In the records below, pick out all lines containing the word "Displacement".

-- SUPPLIED MATERIAL start --

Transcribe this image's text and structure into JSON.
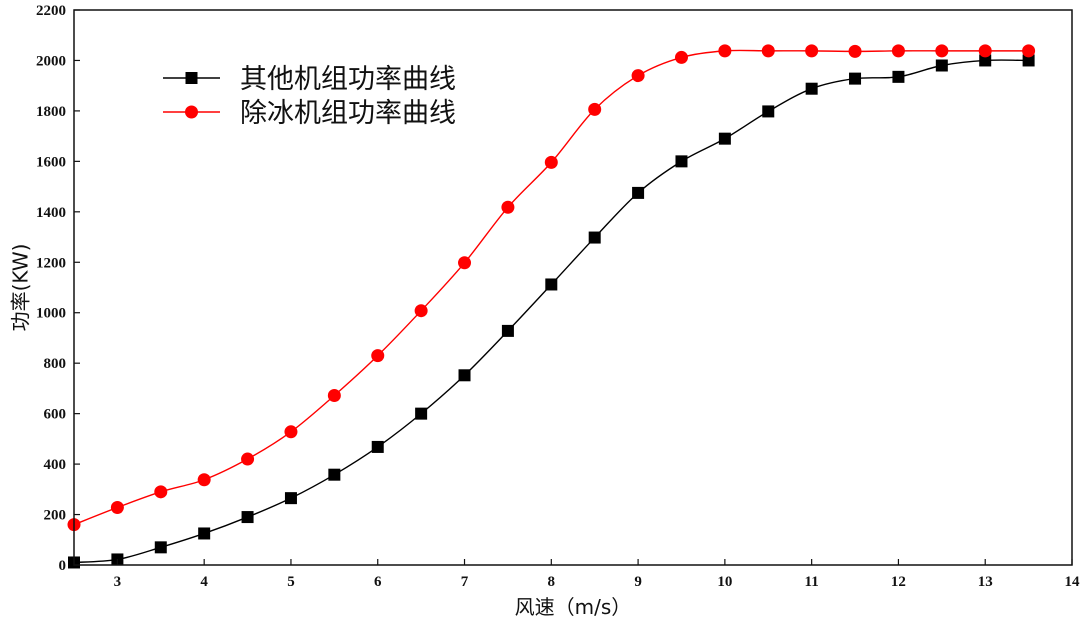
{
  "chart_data": {
    "type": "line",
    "title": "",
    "xlabel": "风速（m/s）",
    "ylabel": "功率(KW)",
    "xlim": [
      2.5,
      14
    ],
    "ylim": [
      0,
      2200
    ],
    "xticks": [
      3,
      4,
      5,
      6,
      7,
      8,
      9,
      10,
      11,
      12,
      13,
      14
    ],
    "yticks": [
      0,
      200,
      400,
      600,
      800,
      1000,
      1200,
      1400,
      1600,
      1800,
      2000,
      2200
    ],
    "grid": false,
    "legend_position": "top-left",
    "x": [
      2.5,
      3,
      3.5,
      4,
      4.5,
      5,
      5.5,
      6,
      6.5,
      7,
      7.5,
      8,
      8.5,
      9,
      9.5,
      10,
      10.5,
      11,
      11.5,
      12,
      12.5,
      13,
      13.5
    ],
    "series": [
      {
        "name": "其他机组功率曲线",
        "color": "#000000",
        "marker": "square",
        "values": [
          10,
          22,
          70,
          125,
          190,
          265,
          358,
          468,
          600,
          752,
          928,
          1112,
          1298,
          1475,
          1600,
          1690,
          1798,
          1888,
          1928,
          1935,
          1980,
          2000,
          2000
        ]
      },
      {
        "name": "除冰机组功率曲线",
        "color": "#ff0000",
        "marker": "circle",
        "values": [
          160,
          228,
          290,
          338,
          420,
          528,
          672,
          830,
          1008,
          1198,
          1418,
          1596,
          1806,
          1940,
          2012,
          2038,
          2038,
          2038,
          2036,
          2038,
          2038,
          2038,
          2038
        ]
      }
    ]
  }
}
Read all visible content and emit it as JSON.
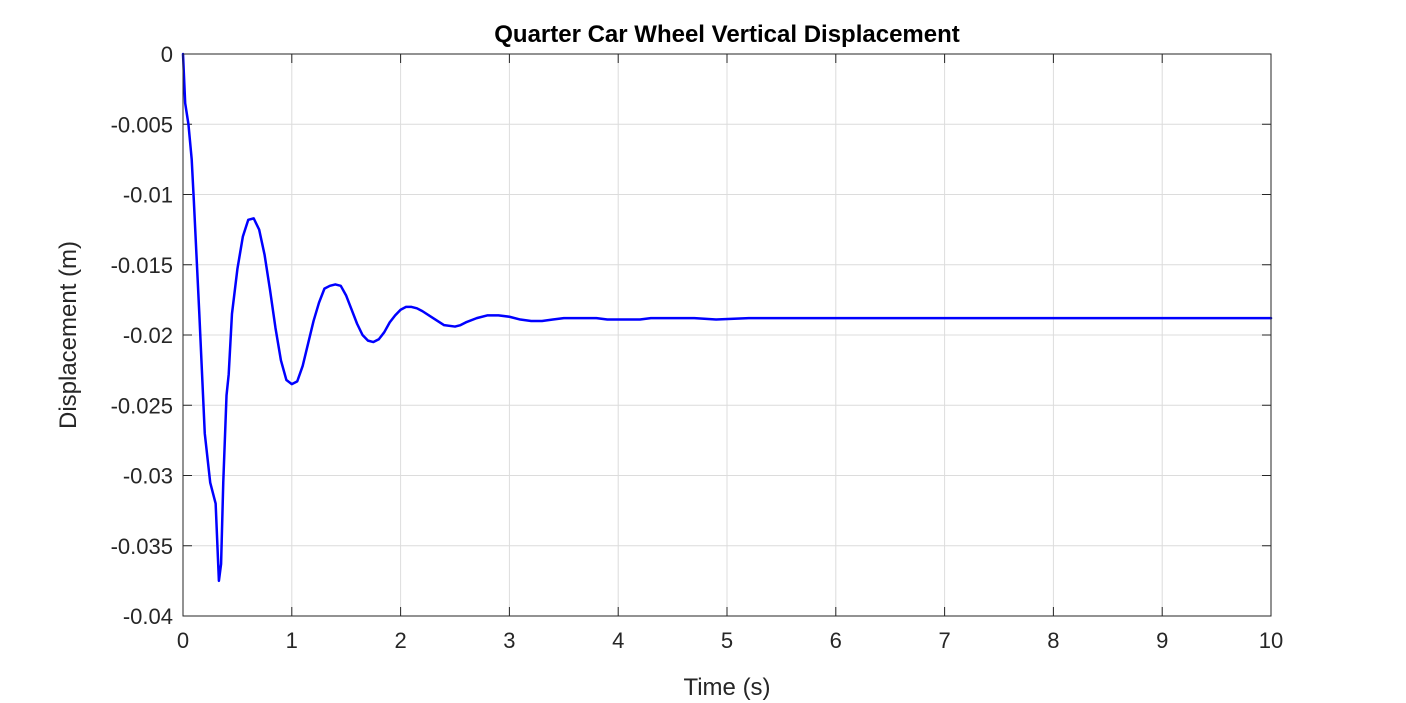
{
  "chart_data": {
    "type": "line",
    "title": "Quarter Car Wheel Vertical Displacement",
    "xlabel": "Time (s)",
    "ylabel": "Displacement (m)",
    "xlim": [
      0,
      10
    ],
    "ylim": [
      -0.04,
      0
    ],
    "xticks": [
      0,
      1,
      2,
      3,
      4,
      5,
      6,
      7,
      8,
      9,
      10
    ],
    "xtick_labels": [
      "0",
      "1",
      "2",
      "3",
      "4",
      "5",
      "6",
      "7",
      "8",
      "9",
      "10"
    ],
    "yticks": [
      0,
      -0.005,
      -0.01,
      -0.015,
      -0.02,
      -0.025,
      -0.03,
      -0.035,
      -0.04
    ],
    "ytick_labels": [
      "0",
      "-0.005",
      "-0.01",
      "-0.015",
      "-0.02",
      "-0.025",
      "-0.03",
      "-0.035",
      "-0.04"
    ],
    "grid": true,
    "series": [
      {
        "color": "#0000ff",
        "x": [
          0,
          0.02,
          0.05,
          0.08,
          0.1,
          0.15,
          0.2,
          0.25,
          0.3,
          0.33,
          0.35,
          0.37,
          0.4,
          0.42,
          0.45,
          0.5,
          0.55,
          0.6,
          0.65,
          0.7,
          0.75,
          0.8,
          0.85,
          0.9,
          0.95,
          1.0,
          1.05,
          1.1,
          1.15,
          1.2,
          1.25,
          1.3,
          1.35,
          1.4,
          1.45,
          1.5,
          1.55,
          1.6,
          1.65,
          1.7,
          1.75,
          1.8,
          1.85,
          1.9,
          1.95,
          2.0,
          2.05,
          2.1,
          2.15,
          2.2,
          2.3,
          2.4,
          2.5,
          2.55,
          2.6,
          2.7,
          2.8,
          2.9,
          3.0,
          3.1,
          3.2,
          3.3,
          3.4,
          3.5,
          3.6,
          3.7,
          3.8,
          3.9,
          4.0,
          4.1,
          4.2,
          4.3,
          4.4,
          4.5,
          4.7,
          4.9,
          5.2,
          5.5,
          6.0,
          7.0,
          8.0,
          9.0,
          10.0
        ],
        "y": [
          0,
          -0.0035,
          -0.005,
          -0.0075,
          -0.0105,
          -0.0185,
          -0.027,
          -0.0305,
          -0.032,
          -0.0375,
          -0.0363,
          -0.0305,
          -0.0243,
          -0.0228,
          -0.0185,
          -0.0153,
          -0.013,
          -0.0118,
          -0.0117,
          -0.0125,
          -0.0143,
          -0.0168,
          -0.0195,
          -0.0218,
          -0.0232,
          -0.0235,
          -0.0233,
          -0.0222,
          -0.0206,
          -0.019,
          -0.0177,
          -0.0167,
          -0.0165,
          -0.0164,
          -0.0165,
          -0.0172,
          -0.0182,
          -0.0192,
          -0.02,
          -0.0204,
          -0.0205,
          -0.0203,
          -0.0198,
          -0.0191,
          -0.0186,
          -0.0182,
          -0.018,
          -0.018,
          -0.0181,
          -0.0183,
          -0.0188,
          -0.0193,
          -0.0194,
          -0.0193,
          -0.0191,
          -0.0188,
          -0.0186,
          -0.0186,
          -0.0187,
          -0.0189,
          -0.019,
          -0.019,
          -0.0189,
          -0.0188,
          -0.0188,
          -0.0188,
          -0.0188,
          -0.0189,
          -0.0189,
          -0.0189,
          -0.0189,
          -0.0188,
          -0.0188,
          -0.0188,
          -0.0188,
          -0.0189,
          -0.0188,
          -0.0188,
          -0.0188,
          -0.0188,
          -0.0188,
          -0.0188,
          -0.0188
        ]
      }
    ]
  }
}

-- SUPPLIED MATERIAL end --

### SOLUTION FOR THIS EXERCISE
    "title": "Quarter Car Wheel Vertical Displacement",
    "ylabel": "Displacement (m)",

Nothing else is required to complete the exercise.